What is asked: Below are entries; tally how many lines hold the string "items" and answer with only that figure.

□ □ □

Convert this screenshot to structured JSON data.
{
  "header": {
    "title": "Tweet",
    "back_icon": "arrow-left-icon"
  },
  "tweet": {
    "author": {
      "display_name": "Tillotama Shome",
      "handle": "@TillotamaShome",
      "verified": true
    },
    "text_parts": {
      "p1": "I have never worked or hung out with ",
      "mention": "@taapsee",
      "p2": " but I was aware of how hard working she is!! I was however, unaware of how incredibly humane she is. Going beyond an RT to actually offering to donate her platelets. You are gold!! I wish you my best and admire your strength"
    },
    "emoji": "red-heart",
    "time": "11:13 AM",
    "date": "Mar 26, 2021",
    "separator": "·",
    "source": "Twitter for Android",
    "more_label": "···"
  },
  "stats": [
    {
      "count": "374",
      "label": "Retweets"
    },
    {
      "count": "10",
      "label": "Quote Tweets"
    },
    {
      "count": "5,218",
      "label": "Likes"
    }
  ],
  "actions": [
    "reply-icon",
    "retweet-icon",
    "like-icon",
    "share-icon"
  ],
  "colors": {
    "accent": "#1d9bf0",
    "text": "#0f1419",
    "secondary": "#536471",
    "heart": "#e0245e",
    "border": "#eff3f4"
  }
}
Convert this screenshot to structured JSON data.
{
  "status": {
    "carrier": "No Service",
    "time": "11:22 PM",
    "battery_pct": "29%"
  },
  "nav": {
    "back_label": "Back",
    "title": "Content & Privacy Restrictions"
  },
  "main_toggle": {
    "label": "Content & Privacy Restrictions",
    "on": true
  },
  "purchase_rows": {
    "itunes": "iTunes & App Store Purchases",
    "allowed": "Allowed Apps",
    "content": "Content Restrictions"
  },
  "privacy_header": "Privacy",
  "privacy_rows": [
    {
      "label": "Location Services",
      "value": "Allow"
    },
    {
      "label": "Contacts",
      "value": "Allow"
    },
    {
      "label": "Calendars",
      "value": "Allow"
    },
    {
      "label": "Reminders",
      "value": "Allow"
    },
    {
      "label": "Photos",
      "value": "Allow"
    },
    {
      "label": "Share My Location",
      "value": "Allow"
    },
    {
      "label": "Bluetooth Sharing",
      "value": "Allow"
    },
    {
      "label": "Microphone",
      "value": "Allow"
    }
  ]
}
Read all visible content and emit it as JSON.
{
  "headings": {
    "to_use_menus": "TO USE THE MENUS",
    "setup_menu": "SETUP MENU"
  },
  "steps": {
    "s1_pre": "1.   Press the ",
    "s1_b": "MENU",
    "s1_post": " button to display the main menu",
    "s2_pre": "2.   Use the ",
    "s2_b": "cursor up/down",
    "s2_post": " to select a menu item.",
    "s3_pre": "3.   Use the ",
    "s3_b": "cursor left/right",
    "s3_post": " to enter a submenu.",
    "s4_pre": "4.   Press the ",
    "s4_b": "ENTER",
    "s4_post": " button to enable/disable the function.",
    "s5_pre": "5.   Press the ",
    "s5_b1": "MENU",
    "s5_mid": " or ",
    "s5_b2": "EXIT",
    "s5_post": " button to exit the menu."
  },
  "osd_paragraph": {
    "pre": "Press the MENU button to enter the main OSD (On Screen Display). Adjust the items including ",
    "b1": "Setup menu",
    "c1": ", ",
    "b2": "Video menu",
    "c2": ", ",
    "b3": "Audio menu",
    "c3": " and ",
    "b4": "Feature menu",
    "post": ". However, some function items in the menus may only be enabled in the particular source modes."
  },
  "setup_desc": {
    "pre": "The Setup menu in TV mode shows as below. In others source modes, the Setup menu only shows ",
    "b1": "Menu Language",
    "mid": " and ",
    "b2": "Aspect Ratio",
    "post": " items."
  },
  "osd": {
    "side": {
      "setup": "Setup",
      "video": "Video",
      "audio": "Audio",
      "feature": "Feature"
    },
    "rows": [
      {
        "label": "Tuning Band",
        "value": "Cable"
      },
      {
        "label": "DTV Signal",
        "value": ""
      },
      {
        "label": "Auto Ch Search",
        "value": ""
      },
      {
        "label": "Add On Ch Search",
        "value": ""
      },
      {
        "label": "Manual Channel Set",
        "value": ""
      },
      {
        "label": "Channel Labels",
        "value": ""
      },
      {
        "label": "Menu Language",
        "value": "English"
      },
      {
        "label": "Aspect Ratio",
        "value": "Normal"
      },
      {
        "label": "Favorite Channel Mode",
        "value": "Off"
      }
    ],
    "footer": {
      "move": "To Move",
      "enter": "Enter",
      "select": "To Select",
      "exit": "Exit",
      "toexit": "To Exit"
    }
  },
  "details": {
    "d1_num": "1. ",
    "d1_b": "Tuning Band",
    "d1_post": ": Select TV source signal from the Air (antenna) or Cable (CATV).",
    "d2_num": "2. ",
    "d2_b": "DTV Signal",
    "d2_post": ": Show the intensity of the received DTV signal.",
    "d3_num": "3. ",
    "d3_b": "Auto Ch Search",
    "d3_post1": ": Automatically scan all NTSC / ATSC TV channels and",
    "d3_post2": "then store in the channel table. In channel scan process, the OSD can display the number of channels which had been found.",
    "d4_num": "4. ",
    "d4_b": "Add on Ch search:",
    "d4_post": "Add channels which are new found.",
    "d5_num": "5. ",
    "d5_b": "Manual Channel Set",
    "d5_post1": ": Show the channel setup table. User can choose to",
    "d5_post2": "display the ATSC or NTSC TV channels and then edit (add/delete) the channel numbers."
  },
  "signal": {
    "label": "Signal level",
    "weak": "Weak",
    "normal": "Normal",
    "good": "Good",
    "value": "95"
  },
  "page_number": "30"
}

□ □ □

Solution to the exercise: 3